# Goal
Quote all of the data below exactly, please.

-.-.-

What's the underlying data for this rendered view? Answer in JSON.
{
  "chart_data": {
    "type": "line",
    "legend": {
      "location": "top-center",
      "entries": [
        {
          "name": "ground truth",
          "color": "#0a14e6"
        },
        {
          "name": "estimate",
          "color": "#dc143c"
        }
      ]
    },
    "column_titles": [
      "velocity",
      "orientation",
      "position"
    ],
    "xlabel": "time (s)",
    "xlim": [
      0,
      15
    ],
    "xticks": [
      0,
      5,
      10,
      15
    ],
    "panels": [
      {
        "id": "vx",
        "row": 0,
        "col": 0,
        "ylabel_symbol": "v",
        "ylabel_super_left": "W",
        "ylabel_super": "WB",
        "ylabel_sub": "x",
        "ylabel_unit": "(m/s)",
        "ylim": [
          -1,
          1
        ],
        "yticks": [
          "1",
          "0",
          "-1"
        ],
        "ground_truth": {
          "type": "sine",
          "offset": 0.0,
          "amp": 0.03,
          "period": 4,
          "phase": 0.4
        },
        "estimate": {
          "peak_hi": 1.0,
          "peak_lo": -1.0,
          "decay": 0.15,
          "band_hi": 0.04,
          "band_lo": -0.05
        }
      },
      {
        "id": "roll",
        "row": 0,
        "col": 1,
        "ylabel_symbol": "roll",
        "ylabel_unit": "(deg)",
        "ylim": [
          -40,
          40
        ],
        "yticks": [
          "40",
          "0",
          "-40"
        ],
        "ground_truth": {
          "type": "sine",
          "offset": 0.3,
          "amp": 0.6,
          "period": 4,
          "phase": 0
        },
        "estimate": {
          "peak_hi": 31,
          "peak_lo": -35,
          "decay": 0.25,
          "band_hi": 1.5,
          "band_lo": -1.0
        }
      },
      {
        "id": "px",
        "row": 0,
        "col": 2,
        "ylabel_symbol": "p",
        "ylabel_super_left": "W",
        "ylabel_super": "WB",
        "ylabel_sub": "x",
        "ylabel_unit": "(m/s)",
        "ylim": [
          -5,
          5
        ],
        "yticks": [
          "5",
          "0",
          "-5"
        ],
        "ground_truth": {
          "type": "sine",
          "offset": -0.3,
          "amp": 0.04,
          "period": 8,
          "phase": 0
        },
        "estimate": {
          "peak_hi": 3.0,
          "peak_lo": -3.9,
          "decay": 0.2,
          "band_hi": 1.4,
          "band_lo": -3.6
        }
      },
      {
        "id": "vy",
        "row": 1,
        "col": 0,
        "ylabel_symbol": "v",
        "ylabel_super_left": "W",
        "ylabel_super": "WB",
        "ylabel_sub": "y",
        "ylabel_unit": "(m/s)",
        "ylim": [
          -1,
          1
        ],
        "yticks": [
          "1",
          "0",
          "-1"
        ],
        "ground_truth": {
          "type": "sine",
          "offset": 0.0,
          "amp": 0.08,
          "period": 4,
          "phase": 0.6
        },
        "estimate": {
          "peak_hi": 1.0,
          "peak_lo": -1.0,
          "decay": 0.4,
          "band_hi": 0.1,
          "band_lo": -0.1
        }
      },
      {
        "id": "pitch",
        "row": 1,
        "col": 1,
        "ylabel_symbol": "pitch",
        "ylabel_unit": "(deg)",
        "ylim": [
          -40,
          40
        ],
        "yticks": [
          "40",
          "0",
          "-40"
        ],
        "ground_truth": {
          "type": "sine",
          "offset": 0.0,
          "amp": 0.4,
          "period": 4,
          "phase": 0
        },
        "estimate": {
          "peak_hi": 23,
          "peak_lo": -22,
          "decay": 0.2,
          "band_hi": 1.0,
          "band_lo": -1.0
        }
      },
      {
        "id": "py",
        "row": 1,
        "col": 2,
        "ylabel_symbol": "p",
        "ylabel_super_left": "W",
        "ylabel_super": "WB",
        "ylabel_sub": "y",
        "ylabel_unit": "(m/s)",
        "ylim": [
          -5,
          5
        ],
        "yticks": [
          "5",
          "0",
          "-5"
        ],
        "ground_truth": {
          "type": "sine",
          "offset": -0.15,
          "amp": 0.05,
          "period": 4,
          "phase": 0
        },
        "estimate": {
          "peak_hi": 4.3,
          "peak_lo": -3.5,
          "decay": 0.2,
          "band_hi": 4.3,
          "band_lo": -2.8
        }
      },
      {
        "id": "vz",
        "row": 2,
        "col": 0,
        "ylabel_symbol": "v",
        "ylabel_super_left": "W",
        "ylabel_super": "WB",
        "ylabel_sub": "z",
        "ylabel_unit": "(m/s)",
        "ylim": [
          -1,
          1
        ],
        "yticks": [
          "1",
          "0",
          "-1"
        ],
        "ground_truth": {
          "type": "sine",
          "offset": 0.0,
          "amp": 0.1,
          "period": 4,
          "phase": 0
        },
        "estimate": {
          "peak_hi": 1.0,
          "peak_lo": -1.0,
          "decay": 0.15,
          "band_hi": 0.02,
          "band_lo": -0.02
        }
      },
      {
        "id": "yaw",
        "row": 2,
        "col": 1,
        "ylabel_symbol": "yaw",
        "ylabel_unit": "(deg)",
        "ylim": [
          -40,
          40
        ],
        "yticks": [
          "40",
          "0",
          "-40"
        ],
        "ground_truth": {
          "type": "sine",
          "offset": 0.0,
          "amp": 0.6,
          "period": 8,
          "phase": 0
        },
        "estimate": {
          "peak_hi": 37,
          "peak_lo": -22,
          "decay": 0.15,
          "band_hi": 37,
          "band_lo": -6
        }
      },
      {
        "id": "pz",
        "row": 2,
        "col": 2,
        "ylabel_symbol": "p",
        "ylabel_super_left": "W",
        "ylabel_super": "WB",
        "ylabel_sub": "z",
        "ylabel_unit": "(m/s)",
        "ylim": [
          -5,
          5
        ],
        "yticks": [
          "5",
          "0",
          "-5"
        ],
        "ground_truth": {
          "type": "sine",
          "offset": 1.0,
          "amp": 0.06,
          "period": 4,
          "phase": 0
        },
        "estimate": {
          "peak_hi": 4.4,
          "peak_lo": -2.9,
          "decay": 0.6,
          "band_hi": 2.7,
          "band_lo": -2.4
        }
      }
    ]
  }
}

-.-.-

# Complete answer
What's the underlying data for this rendered view? Answer in JSON.
{
  "chart_data": {
    "type": "line",
    "legend": {
      "location": "top-center",
      "entries": [
        {
          "name": "ground truth",
          "color": "#0a14e6"
        },
        {
          "name": "estimate",
          "color": "#dc143c"
        }
      ]
    },
    "column_titles": [
      "velocity",
      "orientation",
      "position"
    ],
    "xlabel": "time (s)",
    "xlim": [
      0,
      15
    ],
    "xticks": [
      0,
      5,
      10,
      15
    ],
    "panels": [
      {
        "id": "vx",
        "row": 0,
        "col": 0,
        "ylabel_symbol": "v",
        "ylabel_super_left": "W",
        "ylabel_super": "WB",
        "ylabel_sub": "x",
        "ylabel_unit": "(m/s)",
        "ylim": [
          -1,
          1
        ],
        "yticks": [
          "1",
          "0",
          "-1"
        ],
        "ground_truth": {
          "type": "sine",
          "offset": 0.0,
          "amp": 0.03,
          "period": 4,
          "phase": 0.4
        },
        "estimate": {
          "peak_hi": 1.0,
          "peak_lo": -1.0,
          "decay": 0.15,
          "band_hi": 0.04,
          "band_lo": -0.05
        }
      },
      {
        "id": "roll",
        "row": 0,
        "col": 1,
        "ylabel_symbol": "roll",
        "ylabel_unit": "(deg)",
        "ylim": [
          -40,
          40
        ],
        "yticks": [
          "40",
          "0",
          "-40"
        ],
        "ground_truth": {
          "type": "sine",
          "offset": 0.3,
          "amp": 0.6,
          "period": 4,
          "phase": 0
        },
        "estimate": {
          "peak_hi": 31,
          "peak_lo": -35,
          "decay": 0.25,
          "band_hi": 1.5,
          "band_lo": -1.0
        }
      },
      {
        "id": "px",
        "row": 0,
        "col": 2,
        "ylabel_symbol": "p",
        "ylabel_super_left": "W",
        "ylabel_super": "WB",
        "ylabel_sub": "x",
        "ylabel_unit": "(m/s)",
        "ylim": [
          -5,
          5
        ],
        "yticks": [
          "5",
          "0",
          "-5"
        ],
        "ground_truth": {
          "type": "sine",
          "offset": -0.3,
          "amp": 0.04,
          "period": 8,
          "phase": 0
        },
        "estimate": {
          "peak_hi": 3.0,
          "peak_lo": -3.9,
          "decay": 0.2,
          "band_hi": 1.4,
          "band_lo": -3.6
        }
      },
      {
        "id": "vy",
        "row": 1,
        "col": 0,
        "ylabel_symbol": "v",
        "ylabel_super_left": "W",
        "ylabel_super": "WB",
        "ylabel_sub": "y",
        "ylabel_unit": "(m/s)",
        "ylim": [
          -1,
          1
        ],
        "yticks": [
          "1",
          "0",
          "-1"
        ],
        "ground_truth": {
          "type": "sine",
          "offset": 0.0,
          "amp": 0.08,
          "period": 4,
          "phase": 0.6
        },
        "estimate": {
          "peak_hi": 1.0,
          "peak_lo": -1.0,
          "decay": 0.4,
          "band_hi": 0.1,
          "band_lo": -0.1
        }
      },
      {
        "id": "pitch",
        "row": 1,
        "col": 1,
        "ylabel_symbol": "pitch",
        "ylabel_unit": "(deg)",
        "ylim": [
          -40,
          40
        ],
        "yticks": [
          "40",
          "0",
          "-40"
        ],
        "ground_truth": {
          "type": "sine",
          "offset": 0.0,
          "amp": 0.4,
          "period": 4,
          "phase": 0
        },
        "estimate": {
          "peak_hi": 23,
          "peak_lo": -22,
          "decay": 0.2,
          "band_hi": 1.0,
          "band_lo": -1.0
        }
      },
      {
        "id": "py",
        "row": 1,
        "col": 2,
        "ylabel_symbol": "p",
        "ylabel_super_left": "W",
        "ylabel_super": "WB",
        "ylabel_sub": "y",
        "ylabel_unit": "(m/s)",
        "ylim": [
          -5,
          5
        ],
        "yticks": [
          "5",
          "0",
          "-5"
        ],
        "ground_truth": {
          "type": "sine",
          "offset": -0.15,
          "amp": 0.05,
          "period": 4,
          "phase": 0
        },
        "estimate": {
          "peak_hi": 4.3,
          "peak_lo": -3.5,
          "decay": 0.2,
          "band_hi": 4.3,
          "band_lo": -2.8
        }
      },
      {
        "id": "vz",
        "row": 2,
        "col": 0,
        "ylabel_symbol": "v",
        "ylabel_super_left": "W",
        "ylabel_super": "WB",
        "ylabel_sub": "z",
        "ylabel_unit": "(m/s)",
        "ylim": [
          -1,
          1
        ],
        "yticks": [
          "1",
          "0",
          "-1"
        ],
        "ground_truth": {
          "type": "sine",
          "offset": 0.0,
          "amp": 0.1,
          "period": 4,
          "phase": 0
        },
        "estimate": {
          "peak_hi": 1.0,
          "peak_lo": -1.0,
          "decay": 0.15,
          "band_hi": 0.02,
          "band_lo": -0.02
        }
      },
      {
        "id": "yaw",
        "row": 2,
        "col": 1,
        "ylabel_symbol": "yaw",
        "ylabel_unit": "(deg)",
        "ylim": [
          -40,
          40
        ],
        "yticks": [
          "40",
          "0",
          "-40"
        ],
        "ground_truth": {
          "type": "sine",
          "offset": 0.0,
          "amp": 0.6,
          "period": 8,
          "phase": 0
        },
        "estimate": {
          "peak_hi": 37,
          "peak_lo": -22,
          "decay": 0.15,
          "band_hi": 37,
          "band_lo": -6
        }
      },
      {
        "id": "pz",
        "row": 2,
        "col": 2,
        "ylabel_symbol": "p",
        "ylabel_super_left": "W",
        "ylabel_super": "WB",
        "ylabel_sub": "z",
        "ylabel_unit": "(m/s)",
        "ylim": [
          -5,
          5
        ],
        "yticks": [
          "5",
          "0",
          "-5"
        ],
        "ground_truth": {
          "type": "sine",
          "offset": 1.0,
          "amp": 0.06,
          "period": 4,
          "phase": 0
        },
        "estimate": {
          "peak_hi": 4.4,
          "peak_lo": -2.9,
          "decay": 0.6,
          "band_hi": 2.7,
          "band_lo": -2.4
        }
      }
    ]
  }
}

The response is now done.